[BEGIN]

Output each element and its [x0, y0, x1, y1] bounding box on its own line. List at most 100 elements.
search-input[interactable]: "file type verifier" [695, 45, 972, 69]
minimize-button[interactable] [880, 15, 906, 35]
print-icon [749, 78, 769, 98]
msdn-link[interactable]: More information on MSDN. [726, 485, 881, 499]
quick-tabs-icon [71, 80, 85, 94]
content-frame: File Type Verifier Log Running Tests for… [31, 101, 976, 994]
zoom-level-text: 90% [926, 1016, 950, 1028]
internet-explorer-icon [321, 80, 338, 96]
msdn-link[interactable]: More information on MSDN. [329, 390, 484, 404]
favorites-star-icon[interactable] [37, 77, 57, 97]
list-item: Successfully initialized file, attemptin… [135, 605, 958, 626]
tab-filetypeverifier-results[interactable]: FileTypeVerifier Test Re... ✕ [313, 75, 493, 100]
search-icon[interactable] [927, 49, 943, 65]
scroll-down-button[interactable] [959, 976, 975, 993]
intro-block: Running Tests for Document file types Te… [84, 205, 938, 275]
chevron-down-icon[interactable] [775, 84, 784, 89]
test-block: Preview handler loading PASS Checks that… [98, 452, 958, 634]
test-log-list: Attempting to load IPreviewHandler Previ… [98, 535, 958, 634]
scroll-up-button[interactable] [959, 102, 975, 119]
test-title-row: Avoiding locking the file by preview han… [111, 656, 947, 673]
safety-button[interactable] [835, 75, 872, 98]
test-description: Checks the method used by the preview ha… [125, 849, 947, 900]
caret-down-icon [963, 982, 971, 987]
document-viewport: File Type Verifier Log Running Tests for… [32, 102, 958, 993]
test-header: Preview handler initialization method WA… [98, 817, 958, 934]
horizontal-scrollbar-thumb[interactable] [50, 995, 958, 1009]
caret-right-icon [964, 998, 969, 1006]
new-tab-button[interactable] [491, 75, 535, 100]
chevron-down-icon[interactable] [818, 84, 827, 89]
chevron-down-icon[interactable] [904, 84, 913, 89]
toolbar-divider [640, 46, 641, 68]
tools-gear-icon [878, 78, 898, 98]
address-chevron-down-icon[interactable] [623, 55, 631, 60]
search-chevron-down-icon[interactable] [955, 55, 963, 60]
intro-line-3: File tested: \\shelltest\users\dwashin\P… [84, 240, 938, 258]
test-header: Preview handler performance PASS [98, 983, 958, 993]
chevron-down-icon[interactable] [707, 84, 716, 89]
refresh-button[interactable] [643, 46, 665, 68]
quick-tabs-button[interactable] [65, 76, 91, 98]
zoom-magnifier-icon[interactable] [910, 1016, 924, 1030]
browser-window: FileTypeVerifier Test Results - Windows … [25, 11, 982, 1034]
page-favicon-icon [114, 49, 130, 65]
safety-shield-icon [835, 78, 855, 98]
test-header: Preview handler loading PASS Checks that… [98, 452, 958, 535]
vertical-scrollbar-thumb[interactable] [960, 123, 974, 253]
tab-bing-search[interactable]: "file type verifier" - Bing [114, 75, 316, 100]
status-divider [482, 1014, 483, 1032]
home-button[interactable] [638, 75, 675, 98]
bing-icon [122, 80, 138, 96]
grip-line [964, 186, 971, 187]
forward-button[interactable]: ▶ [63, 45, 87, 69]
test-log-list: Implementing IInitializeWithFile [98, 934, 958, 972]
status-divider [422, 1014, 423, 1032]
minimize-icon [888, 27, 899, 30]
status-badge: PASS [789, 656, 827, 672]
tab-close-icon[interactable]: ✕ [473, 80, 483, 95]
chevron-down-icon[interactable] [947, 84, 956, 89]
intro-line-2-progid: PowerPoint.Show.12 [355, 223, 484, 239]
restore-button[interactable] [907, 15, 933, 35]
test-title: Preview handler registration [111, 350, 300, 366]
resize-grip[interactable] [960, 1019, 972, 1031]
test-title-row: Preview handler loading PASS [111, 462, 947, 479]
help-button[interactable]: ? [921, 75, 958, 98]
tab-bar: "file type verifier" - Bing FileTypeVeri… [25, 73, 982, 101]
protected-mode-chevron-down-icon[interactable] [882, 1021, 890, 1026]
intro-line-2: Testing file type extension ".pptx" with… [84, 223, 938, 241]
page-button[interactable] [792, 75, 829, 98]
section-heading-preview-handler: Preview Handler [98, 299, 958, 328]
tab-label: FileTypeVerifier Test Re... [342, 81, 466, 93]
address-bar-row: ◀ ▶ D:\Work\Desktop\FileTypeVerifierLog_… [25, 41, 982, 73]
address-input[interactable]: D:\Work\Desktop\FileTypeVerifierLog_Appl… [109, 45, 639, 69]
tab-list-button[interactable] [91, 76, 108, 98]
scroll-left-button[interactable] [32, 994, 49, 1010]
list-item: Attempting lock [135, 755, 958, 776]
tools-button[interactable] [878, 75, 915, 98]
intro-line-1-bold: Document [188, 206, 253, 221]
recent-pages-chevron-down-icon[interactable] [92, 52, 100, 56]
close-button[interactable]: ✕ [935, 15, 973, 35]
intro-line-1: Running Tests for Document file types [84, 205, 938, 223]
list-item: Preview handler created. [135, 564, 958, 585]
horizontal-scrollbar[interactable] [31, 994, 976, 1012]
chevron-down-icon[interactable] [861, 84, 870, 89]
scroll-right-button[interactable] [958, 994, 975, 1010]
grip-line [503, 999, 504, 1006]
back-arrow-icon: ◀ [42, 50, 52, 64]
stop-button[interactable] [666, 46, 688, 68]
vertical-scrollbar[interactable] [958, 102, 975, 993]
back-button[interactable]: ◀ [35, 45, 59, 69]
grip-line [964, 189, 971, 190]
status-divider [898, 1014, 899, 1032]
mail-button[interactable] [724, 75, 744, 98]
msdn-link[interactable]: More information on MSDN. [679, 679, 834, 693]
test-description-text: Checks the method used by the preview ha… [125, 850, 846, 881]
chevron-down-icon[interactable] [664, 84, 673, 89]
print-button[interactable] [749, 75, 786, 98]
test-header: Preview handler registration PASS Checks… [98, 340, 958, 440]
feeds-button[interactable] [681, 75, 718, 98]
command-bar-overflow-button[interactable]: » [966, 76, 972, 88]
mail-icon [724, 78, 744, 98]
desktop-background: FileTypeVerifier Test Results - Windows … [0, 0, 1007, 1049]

[END]

**What this task involves**
Render every line of the item above as a JSON list of strings, one string per line, leaving out blank lines.

**Final result**
[
  "Output each element and its [x0, y0, x1, y1] bounding box on its own line. List at most 100 elements.",
  "search-input[interactable]: \"file type verifier\" [695, 45, 972, 69]",
  "minimize-button[interactable] [880, 15, 906, 35]",
  "print-icon [749, 78, 769, 98]",
  "msdn-link[interactable]: More information on MSDN. [726, 485, 881, 499]",
  "quick-tabs-icon [71, 80, 85, 94]",
  "content-frame: File Type Verifier Log Running Tests for… [31, 101, 976, 994]",
  "zoom-level-text: 90% [926, 1016, 950, 1028]",
  "internet-explorer-icon [321, 80, 338, 96]",
  "msdn-link[interactable]: More information on MSDN. [329, 390, 484, 404]",
  "favorites-star-icon[interactable] [37, 77, 57, 97]",
  "list-item: Successfully initialized file, attemptin… [135, 605, 958, 626]",
  "tab-filetypeverifier-results[interactable]: FileTypeVerifier Test Re... ✕ [313, 75, 493, 100]",
  "search-icon[interactable] [927, 49, 943, 65]",
  "scroll-down-button[interactable] [959, 976, 975, 993]",
  "intro-block: Running Tests for Document file types Te… [84, 205, 938, 275]",
  "chevron-down-icon[interactable] [775, 84, 784, 89]",
  "test-block: Preview handler loading PASS Checks that… [98, 452, 958, 634]",
  "test-log-list: Attempting to load IPreviewHandler Previ… [98, 535, 958, 634]",
  "scroll-up-button[interactable] [959, 102, 975, 119]",
  "test-title-row: Avoiding locking the file by preview han… [111, 656, 947, 673]",
  "safety-button[interactable] [835, 75, 872, 98]",
  "test-description: Checks the method used by the preview ha… [125, 849, 947, 900]",
  "caret-down-icon [963, 982, 971, 987]",
  "document-viewport: File Type Verifier Log Running Tests for… [32, 102, 958, 993]",
  "test-header: Preview handler initialization method WA… [98, 817, 958, 934]",
  "horizontal-scrollbar-thumb[interactable] [50, 995, 958, 1009]",
  "caret-right-icon [964, 998, 969, 1006]",
  "new-tab-button[interactable] [491, 75, 535, 100]",
  "chevron-down-icon[interactable] [818, 84, 827, 89]",
  "chevron-down-icon[interactable] [904, 84, 913, 89]",
  "toolbar-divider [640, 46, 641, 68]",
  "tools-gear-icon [878, 78, 898, 98]",
  "address-chevron-down-icon[interactable] [623, 55, 631, 60]",
  "search-chevron-down-icon[interactable] [955, 55, 963, 60]",
  "intro-line-3: File tested: \\\\shelltest\\users\\dwashin\\P… [84, 240, 938, 258]",
  "test-header: Preview handler performance PASS [98, 983, 958, 993]",
  "chevron-down-icon[interactable] [707, 84, 716, 89]",
  "refresh-button[interactable] [643, 46, 665, 68]",
  "quick-tabs-button[interactable] [65, 76, 91, 98]",
  "zoom-magnifier-icon[interactable] [910, 1016, 924, 1030]",
  "browser-window: FileTypeVerifier Test Results - Windows … [25, 11, 982, 1034]",
  "page-favicon-icon [114, 49, 130, 65]",
  "safety-shield-icon [835, 78, 855, 98]",
  "test-header: Preview handler loading PASS Checks that… [98, 452, 958, 535]",
  "vertical-scrollbar-thumb[interactable] [960, 123, 974, 253]",
  "tab-bing-search[interactable]: \"file type verifier\" - Bing [114, 75, 316, 100]",
  "status-divider [482, 1014, 483, 1032]",
  "home-button[interactable] [638, 75, 675, 98]",
  "bing-icon [122, 80, 138, 96]",
  "grip-line [964, 186, 971, 187]",
  "forward-button[interactable]: ▶ [63, 45, 87, 69]",
  "test-log-list: Implementing IInitializeWithFile [98, 934, 958, 972]",
  "status-divider [422, 1014, 423, 1032]",
  "minimize-icon [888, 27, 899, 30]",
  "status-badge: PASS [789, 656, 827, 672]",
  "tab-close-icon[interactable]: ✕ [473, 80, 483, 95]",
  "chevron-down-icon[interactable] [947, 84, 956, 89]",
  "intro-line-2-progid: PowerPoint.Show.12 [355, 223, 484, 239]",
  "restore-button[interactable] [907, 15, 933, 35]",
  "test-title: Preview handler registration [111, 350, 300, 366]",
  "resize-grip[interactable] [960, 1019, 972, 1031]",
  "test-title-row: Preview handler loading PASS [111, 462, 947, 479]",
  "help-button[interactable]: ? [921, 75, 958, 98]",
  "tab-bar: \"file type verifier\" - Bing FileTypeVeri… [25, 73, 982, 101]",
  "protected-mode-chevron-down-icon[interactable] [882, 1021, 890, 1026]",
  "intro-line-2: Testing file type extension \".pptx\" with… [84, 223, 938, 241]",
  "page-button[interactable] [792, 75, 829, 98]",
  "section-heading-preview-handler: Preview Handler [98, 299, 958, 328]",
  "tab-label: FileTypeVerifier Test Re... [342, 81, 466, 93]",
  "address-bar-row: ◀ ▶ D:\\Work\\Desktop\\FileTypeVerifierLog_… [25, 41, 982, 73]",
  "address-input[interactable]: D:\\Work\\Desktop\\FileTypeVerifierLog_Appl… [109, 45, 639, 69]",
  "tab-list-button[interactable] [91, 76, 108, 98]",
  "scroll-left-button[interactable] [32, 994, 49, 1010]",
  "list-item: Attempting lock [135, 755, 958, 776]",
  "tools-button[interactable] [878, 75, 915, 98]",
  "intro-line-1-bold: Document [188, 206, 253, 221]",
  "recent-pages-chevron-down-icon[interactable] [92, 52, 100, 56]",
  "close-button[interactable]: ✕ [935, 15, 973, 35]",
  "intro-line-1: Running Tests for Document file types [84, 205, 938, 223]",
  "list-item: Preview handler created. [135, 564, 958, 585]",
  "horizontal-scrollbar[interactable] [31, 994, 976, 1012]",
  "chevron-down-icon[interactable] [861, 84, 870, 89]",
  "scroll-right-button[interactable] [958, 994, 975, 1010]",
  "grip-line [503, 999, 504, 1006]",
  "back-arrow-icon: ◀ [42, 50, 52, 64]",
  "stop-button[interactable] [666, 46, 688, 68]",
  "vertical-scrollbar[interactable] [958, 102, 975, 993]",
  "back-button[interactable]: ◀ [35, 45, 59, 69]",
  "grip-line [964, 189, 971, 190]",
  "status-divider [898, 1014, 899, 1032]",
  "mail-button[interactable] [724, 75, 744, 98]",
  "msdn-link[interactable]: More information on MSDN. [679, 679, 834, 693]",
  "test-description-text: Checks the method used by the preview ha… [125, 850, 846, 881]",
  "chevron-down-icon[interactable] [664, 84, 673, 89]",
  "print-button[interactable] [749, 75, 786, 98]",
  "test-header: Preview handler registration PASS Checks… [98, 340, 958, 440]",
  "feeds-button[interactable] [681, 75, 718, 98]",
  "command-bar-overflow-button[interactable]: » [966, 76, 972, 88]",
  "mail-icon [724, 78, 744, 98]",
  "desktop-background: FileTypeVerifier Test Results - Windows … [0, 0, 1007, 1049]"
]